**Your goal:** Transcribe the entries below exactly; leave every image out.

**Exercise material:**
[START]
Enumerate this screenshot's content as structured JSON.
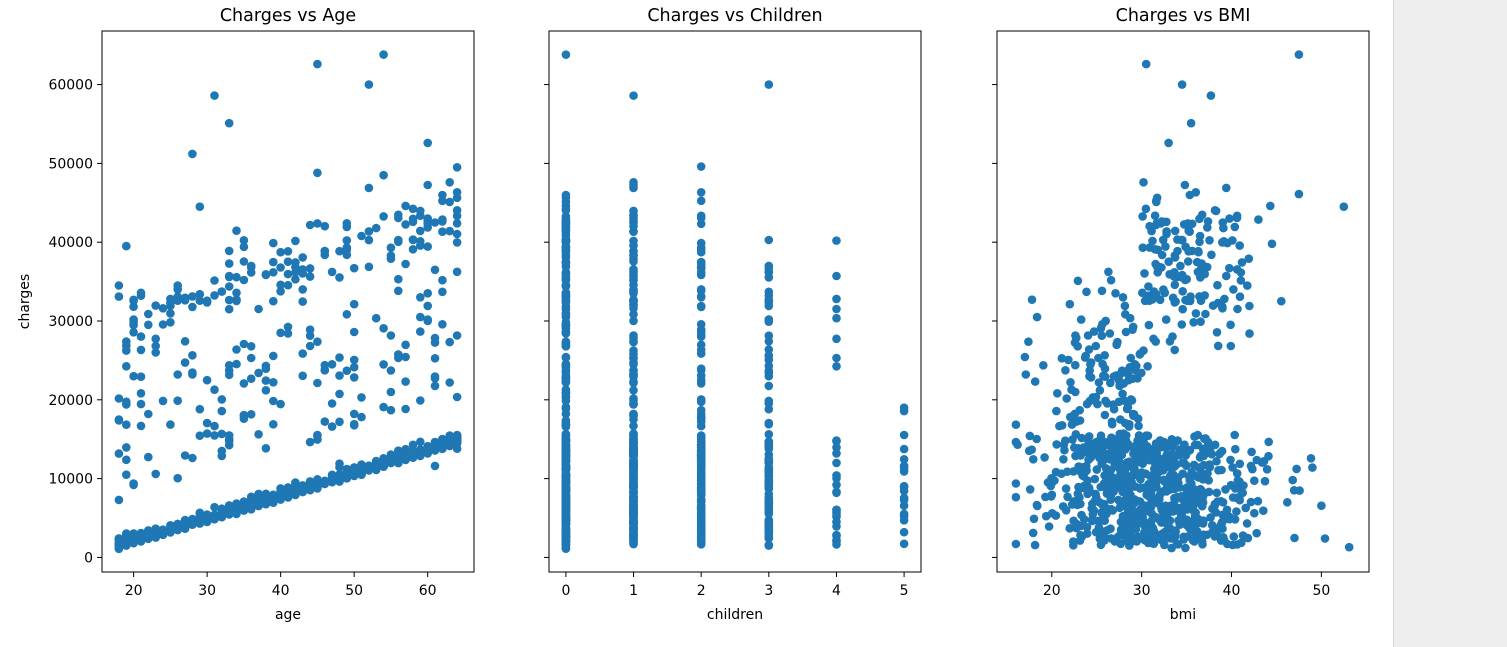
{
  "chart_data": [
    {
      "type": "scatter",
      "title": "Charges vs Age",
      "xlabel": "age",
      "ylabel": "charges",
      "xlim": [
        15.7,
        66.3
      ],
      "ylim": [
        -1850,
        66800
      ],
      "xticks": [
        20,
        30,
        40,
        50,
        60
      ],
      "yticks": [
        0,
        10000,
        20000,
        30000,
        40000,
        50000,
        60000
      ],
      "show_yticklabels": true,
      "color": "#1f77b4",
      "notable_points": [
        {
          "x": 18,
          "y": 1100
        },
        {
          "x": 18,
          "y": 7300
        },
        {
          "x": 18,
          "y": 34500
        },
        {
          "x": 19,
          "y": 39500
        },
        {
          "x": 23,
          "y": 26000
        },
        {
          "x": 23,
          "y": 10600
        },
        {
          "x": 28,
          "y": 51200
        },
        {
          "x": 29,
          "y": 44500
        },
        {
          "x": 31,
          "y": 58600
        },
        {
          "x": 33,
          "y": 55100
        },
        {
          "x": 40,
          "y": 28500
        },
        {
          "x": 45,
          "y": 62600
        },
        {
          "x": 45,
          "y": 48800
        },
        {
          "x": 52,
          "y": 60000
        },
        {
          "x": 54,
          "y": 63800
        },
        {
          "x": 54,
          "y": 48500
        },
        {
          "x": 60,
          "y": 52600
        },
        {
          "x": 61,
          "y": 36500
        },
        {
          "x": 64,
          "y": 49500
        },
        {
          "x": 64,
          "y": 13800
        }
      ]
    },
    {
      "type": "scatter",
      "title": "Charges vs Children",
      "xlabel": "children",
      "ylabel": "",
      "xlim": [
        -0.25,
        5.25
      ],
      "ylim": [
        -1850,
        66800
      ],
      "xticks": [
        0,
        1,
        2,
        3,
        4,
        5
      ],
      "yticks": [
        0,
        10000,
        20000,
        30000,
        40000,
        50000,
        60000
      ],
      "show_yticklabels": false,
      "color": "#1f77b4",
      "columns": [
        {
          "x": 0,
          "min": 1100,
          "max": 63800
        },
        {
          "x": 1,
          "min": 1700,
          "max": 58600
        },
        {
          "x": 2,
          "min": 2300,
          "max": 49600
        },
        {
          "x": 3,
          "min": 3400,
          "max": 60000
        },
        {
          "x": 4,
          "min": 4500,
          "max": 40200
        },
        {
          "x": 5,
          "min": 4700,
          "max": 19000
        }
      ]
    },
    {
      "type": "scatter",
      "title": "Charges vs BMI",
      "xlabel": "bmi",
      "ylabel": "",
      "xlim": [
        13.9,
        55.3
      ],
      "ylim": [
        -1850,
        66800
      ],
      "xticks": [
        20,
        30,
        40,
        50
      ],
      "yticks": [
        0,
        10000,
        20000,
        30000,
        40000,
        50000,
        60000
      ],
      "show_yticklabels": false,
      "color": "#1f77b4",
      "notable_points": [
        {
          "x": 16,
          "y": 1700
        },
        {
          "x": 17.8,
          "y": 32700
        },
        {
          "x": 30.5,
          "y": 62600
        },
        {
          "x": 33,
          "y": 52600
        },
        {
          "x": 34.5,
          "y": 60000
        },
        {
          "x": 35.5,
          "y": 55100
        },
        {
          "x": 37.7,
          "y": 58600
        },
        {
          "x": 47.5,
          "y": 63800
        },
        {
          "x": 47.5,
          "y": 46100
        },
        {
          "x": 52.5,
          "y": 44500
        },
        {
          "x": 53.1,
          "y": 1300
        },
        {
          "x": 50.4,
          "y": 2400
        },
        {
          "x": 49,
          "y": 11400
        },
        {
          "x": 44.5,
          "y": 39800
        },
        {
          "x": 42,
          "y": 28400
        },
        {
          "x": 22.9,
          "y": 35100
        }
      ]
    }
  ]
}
[END]
**The reply:**
Enumerate this screenshot's content as structured JSON.
{
  "chart_data": [
    {
      "type": "scatter",
      "title": "Charges vs Age",
      "xlabel": "age",
      "ylabel": "charges",
      "xlim": [
        15.7,
        66.3
      ],
      "ylim": [
        -1850,
        66800
      ],
      "xticks": [
        20,
        30,
        40,
        50,
        60
      ],
      "yticks": [
        0,
        10000,
        20000,
        30000,
        40000,
        50000,
        60000
      ],
      "show_yticklabels": true,
      "color": "#1f77b4",
      "notable_points": [
        {
          "x": 18,
          "y": 1100
        },
        {
          "x": 18,
          "y": 7300
        },
        {
          "x": 18,
          "y": 34500
        },
        {
          "x": 19,
          "y": 39500
        },
        {
          "x": 23,
          "y": 26000
        },
        {
          "x": 23,
          "y": 10600
        },
        {
          "x": 28,
          "y": 51200
        },
        {
          "x": 29,
          "y": 44500
        },
        {
          "x": 31,
          "y": 58600
        },
        {
          "x": 33,
          "y": 55100
        },
        {
          "x": 40,
          "y": 28500
        },
        {
          "x": 45,
          "y": 62600
        },
        {
          "x": 45,
          "y": 48800
        },
        {
          "x": 52,
          "y": 60000
        },
        {
          "x": 54,
          "y": 63800
        },
        {
          "x": 54,
          "y": 48500
        },
        {
          "x": 60,
          "y": 52600
        },
        {
          "x": 61,
          "y": 36500
        },
        {
          "x": 64,
          "y": 49500
        },
        {
          "x": 64,
          "y": 13800
        }
      ]
    },
    {
      "type": "scatter",
      "title": "Charges vs Children",
      "xlabel": "children",
      "ylabel": "",
      "xlim": [
        -0.25,
        5.25
      ],
      "ylim": [
        -1850,
        66800
      ],
      "xticks": [
        0,
        1,
        2,
        3,
        4,
        5
      ],
      "yticks": [
        0,
        10000,
        20000,
        30000,
        40000,
        50000,
        60000
      ],
      "show_yticklabels": false,
      "color": "#1f77b4",
      "columns": [
        {
          "x": 0,
          "min": 1100,
          "max": 63800
        },
        {
          "x": 1,
          "min": 1700,
          "max": 58600
        },
        {
          "x": 2,
          "min": 2300,
          "max": 49600
        },
        {
          "x": 3,
          "min": 3400,
          "max": 60000
        },
        {
          "x": 4,
          "min": 4500,
          "max": 40200
        },
        {
          "x": 5,
          "min": 4700,
          "max": 19000
        }
      ]
    },
    {
      "type": "scatter",
      "title": "Charges vs BMI",
      "xlabel": "bmi",
      "ylabel": "",
      "xlim": [
        13.9,
        55.3
      ],
      "ylim": [
        -1850,
        66800
      ],
      "xticks": [
        20,
        30,
        40,
        50
      ],
      "yticks": [
        0,
        10000,
        20000,
        30000,
        40000,
        50000,
        60000
      ],
      "show_yticklabels": false,
      "color": "#1f77b4",
      "notable_points": [
        {
          "x": 16,
          "y": 1700
        },
        {
          "x": 17.8,
          "y": 32700
        },
        {
          "x": 30.5,
          "y": 62600
        },
        {
          "x": 33,
          "y": 52600
        },
        {
          "x": 34.5,
          "y": 60000
        },
        {
          "x": 35.5,
          "y": 55100
        },
        {
          "x": 37.7,
          "y": 58600
        },
        {
          "x": 47.5,
          "y": 63800
        },
        {
          "x": 47.5,
          "y": 46100
        },
        {
          "x": 52.5,
          "y": 44500
        },
        {
          "x": 53.1,
          "y": 1300
        },
        {
          "x": 50.4,
          "y": 2400
        },
        {
          "x": 49,
          "y": 11400
        },
        {
          "x": 44.5,
          "y": 39800
        },
        {
          "x": 42,
          "y": 28400
        },
        {
          "x": 22.9,
          "y": 35100
        }
      ]
    }
  ]
}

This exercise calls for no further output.